* [Goal of the exercise]
The entries that follow should be written out exactly.

(Collected data)
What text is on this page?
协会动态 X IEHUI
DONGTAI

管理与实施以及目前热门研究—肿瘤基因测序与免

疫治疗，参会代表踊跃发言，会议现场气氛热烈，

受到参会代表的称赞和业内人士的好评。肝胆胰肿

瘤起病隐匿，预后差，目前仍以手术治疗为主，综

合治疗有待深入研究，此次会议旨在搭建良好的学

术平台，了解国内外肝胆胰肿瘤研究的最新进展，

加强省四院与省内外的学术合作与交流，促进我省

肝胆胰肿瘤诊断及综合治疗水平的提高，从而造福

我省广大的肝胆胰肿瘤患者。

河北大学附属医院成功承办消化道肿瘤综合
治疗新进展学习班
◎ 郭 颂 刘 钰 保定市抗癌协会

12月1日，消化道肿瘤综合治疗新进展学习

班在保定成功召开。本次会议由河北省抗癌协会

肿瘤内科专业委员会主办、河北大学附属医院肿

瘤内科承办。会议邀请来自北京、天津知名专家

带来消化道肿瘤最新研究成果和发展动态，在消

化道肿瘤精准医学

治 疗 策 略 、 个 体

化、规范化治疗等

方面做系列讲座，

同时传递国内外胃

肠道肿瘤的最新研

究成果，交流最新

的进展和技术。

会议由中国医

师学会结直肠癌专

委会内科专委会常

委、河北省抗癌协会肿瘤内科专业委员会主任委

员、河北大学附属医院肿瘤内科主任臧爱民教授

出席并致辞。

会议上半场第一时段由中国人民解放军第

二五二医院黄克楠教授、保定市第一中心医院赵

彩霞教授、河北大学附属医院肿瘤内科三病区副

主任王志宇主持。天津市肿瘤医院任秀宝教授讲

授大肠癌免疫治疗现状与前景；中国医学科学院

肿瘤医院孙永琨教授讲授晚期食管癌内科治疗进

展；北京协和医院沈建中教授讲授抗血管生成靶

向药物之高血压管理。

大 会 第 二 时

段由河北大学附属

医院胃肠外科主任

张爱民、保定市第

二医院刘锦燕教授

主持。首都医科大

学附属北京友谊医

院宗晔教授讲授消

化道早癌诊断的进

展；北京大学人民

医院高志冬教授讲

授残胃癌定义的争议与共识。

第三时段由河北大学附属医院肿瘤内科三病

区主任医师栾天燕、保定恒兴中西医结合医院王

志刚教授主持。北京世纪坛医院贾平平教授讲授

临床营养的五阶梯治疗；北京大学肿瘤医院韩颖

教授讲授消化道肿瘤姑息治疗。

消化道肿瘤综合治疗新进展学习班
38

* [Finished answer]
What text is on this page?
协会动态 X IEHUI
DONGTAI

管理与实施以及目前热门研究—肿瘤基因测序与免

疫治疗，参会代表踊跃发言，会议现场气氛热烈，

受到参会代表的称赞和业内人士的好评。肝胆胰肿

瘤起病隐匿，预后差，目前仍以手术治疗为主，综

合治疗有待深入研究，此次会议旨在搭建良好的学

术平台，了解国内外肝胆胰肿瘤研究的最新进展，

加强省四院与省内外的学术合作与交流，促进我省

肝胆胰肿瘤诊断及综合治疗水平的提高，从而造福

我省广大的肝胆胰肿瘤患者。

河北大学附属医院成功承办消化道肿瘤综合
治疗新进展学习班
◎ 郭 颂 刘 钰 保定市抗癌协会

12月1日，消化道肿瘤综合治疗新进展学习

班在保定成功召开。本次会议由河北省抗癌协会

肿瘤内科专业委员会主办、河北大学附属医院肿

瘤内科承办。会议邀请来自北京、天津知名专家

带来消化道肿瘤最新研究成果和发展动态，在消

化道肿瘤精准医学

治 疗 策 略 、 个 体

化、规范化治疗等

方面做系列讲座，

同时传递国内外胃

肠道肿瘤的最新研

究成果，交流最新

的进展和技术。

会议由中国医

师学会结直肠癌专

委会内科专委会常

委、河北省抗癌协会肿瘤内科专业委员会主任委

员、河北大学附属医院肿瘤内科主任臧爱民教授

出席并致辞。

会议上半场第一时段由中国人民解放军第

二五二医院黄克楠教授、保定市第一中心医院赵

彩霞教授、河北大学附属医院肿瘤内科三病区副

主任王志宇主持。天津市肿瘤医院任秀宝教授讲

授大肠癌免疫治疗现状与前景；中国医学科学院

肿瘤医院孙永琨教授讲授晚期食管癌内科治疗进

展；北京协和医院沈建中教授讲授抗血管生成靶

向药物之高血压管理。

大 会 第 二 时

段由河北大学附属

医院胃肠外科主任

张爱民、保定市第

二医院刘锦燕教授

主持。首都医科大

学附属北京友谊医

院宗晔教授讲授消

化道早癌诊断的进

展；北京大学人民

医院高志冬教授讲

授残胃癌定义的争议与共识。

第三时段由河北大学附属医院肿瘤内科三病

区主任医师栾天燕、保定恒兴中西医结合医院王

志刚教授主持。北京世纪坛医院贾平平教授讲授

临床营养的五阶梯治疗；北京大学肿瘤医院韩颖

教授讲授消化道肿瘤姑息治疗。

消化道肿瘤综合治疗新进展学习班
38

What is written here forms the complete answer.